[Source text]
....
The Writ of Summons to Parliament.-Henry Elsynge, clerk to the House of Commons, writes, in his "Ancient Method and Manner of Holding of Parliaments" (1660): “It doth not appear by the first record of summons now extant, Anno 49 Henry III., by what warrant the Lord Chancellor caused the writ of summons to be made. The King was then prisoner unto Mountford. But surely none but the King can summon the Parliament; and this is the reason that Henry IV., having taken his liege lord, King Richard II., prisoner, on the 20th of August, Anno Rich. 23, did cause the writs of summons for the Parliament, wherein he obtained the crown, to bear date the 19th day of the same month, and the warrant to be per ipsum Regem et consilium, and himself to be summoned by the name of Henry Duke of Lancaster."

The Three Estates Sitting by Themselves. Elsynge records: "6th Edward III., at the Parliament held at York, the cause of summons being touching Scotland, the prelates with the clergy (sat) by themselves, the dukes and barons by themselves, and afterwards they delivered their joint answer to the King. In the former Parliament of that year at Westminster the cause was touching Ireland: the prelates consulted by themselves, and after they gave a joint answer, and they all joined in one grant of a subsidy to the King. Anno 6th Edward III., Octabis Hillarii, the prelates treated by themselves, so did the Lords, and so did the Commons, and afterwards their joint answer was reported to the King by the Bishop of Winchester. . . Anno 50 Edward III., the cause of summons ended, the Commons were willed to withdraw themselves to their ancient place in the Chapter House of the Abbot of Westminster, and there to treat and consult among themselves."
....
[Supplied records]
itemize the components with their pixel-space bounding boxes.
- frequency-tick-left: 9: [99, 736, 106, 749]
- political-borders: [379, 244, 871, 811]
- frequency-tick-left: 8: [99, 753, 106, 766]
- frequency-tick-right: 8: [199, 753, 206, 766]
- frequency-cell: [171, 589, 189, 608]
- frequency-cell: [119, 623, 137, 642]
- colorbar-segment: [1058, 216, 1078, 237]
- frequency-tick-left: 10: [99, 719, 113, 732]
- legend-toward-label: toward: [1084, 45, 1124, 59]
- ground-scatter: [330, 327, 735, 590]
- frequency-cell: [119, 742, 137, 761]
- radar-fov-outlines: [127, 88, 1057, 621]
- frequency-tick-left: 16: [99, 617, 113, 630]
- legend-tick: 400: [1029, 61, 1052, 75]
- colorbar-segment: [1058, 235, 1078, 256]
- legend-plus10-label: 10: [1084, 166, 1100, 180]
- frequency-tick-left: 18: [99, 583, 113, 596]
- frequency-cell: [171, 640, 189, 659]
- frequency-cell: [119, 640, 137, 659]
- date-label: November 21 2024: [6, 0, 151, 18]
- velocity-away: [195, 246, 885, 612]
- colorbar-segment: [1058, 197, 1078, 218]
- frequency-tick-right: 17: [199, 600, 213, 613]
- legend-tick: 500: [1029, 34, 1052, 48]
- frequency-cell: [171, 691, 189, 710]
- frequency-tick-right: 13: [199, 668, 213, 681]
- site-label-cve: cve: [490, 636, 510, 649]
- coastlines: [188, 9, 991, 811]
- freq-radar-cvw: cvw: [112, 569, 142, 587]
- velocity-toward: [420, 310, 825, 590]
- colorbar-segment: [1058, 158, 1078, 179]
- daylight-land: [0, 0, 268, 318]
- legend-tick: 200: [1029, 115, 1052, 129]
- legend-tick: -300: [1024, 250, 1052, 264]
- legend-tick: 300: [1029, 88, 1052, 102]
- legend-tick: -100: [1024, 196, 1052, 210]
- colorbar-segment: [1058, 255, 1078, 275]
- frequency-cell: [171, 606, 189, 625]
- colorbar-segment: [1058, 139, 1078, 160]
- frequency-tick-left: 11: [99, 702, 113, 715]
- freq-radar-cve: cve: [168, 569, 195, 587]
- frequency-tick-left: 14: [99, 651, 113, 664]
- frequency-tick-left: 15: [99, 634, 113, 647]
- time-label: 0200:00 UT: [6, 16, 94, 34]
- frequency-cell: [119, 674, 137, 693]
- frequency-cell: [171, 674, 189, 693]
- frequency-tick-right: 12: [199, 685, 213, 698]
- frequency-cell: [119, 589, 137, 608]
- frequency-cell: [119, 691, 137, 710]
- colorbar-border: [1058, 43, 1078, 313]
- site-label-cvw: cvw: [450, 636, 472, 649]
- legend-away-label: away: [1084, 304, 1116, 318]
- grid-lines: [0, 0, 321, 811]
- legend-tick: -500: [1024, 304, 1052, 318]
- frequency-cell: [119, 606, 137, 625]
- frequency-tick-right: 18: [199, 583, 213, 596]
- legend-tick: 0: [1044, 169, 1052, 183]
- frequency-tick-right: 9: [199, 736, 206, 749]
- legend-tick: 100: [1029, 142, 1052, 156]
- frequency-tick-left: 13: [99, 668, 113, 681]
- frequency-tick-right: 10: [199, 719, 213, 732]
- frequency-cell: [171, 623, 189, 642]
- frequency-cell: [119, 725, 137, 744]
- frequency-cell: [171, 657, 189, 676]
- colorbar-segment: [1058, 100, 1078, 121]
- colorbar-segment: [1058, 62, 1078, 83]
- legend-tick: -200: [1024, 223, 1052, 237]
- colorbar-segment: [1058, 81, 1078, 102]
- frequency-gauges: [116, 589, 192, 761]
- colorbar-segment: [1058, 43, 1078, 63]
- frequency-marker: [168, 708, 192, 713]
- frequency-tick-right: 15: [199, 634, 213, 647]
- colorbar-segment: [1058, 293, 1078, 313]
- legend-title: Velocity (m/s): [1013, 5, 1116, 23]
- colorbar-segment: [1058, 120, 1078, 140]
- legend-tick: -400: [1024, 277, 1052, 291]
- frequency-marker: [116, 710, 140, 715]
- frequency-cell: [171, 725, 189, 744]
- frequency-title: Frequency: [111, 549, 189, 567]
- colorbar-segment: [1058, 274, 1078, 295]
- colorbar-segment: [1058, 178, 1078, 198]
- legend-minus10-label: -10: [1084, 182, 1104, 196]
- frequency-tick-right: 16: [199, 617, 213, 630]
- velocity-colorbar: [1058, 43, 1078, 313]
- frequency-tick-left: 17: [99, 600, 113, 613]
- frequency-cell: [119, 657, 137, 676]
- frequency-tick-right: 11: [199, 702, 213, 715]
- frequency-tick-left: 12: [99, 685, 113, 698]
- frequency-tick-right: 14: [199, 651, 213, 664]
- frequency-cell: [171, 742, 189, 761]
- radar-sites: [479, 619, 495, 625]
....
[What to produce]
List every ruler the Parliament excerpt names with a regnal numeral. Base your answers only on the Parliament excerpt, not on the data.

[Correct answer]
Henry III, Richard II, Henry IV, Edward III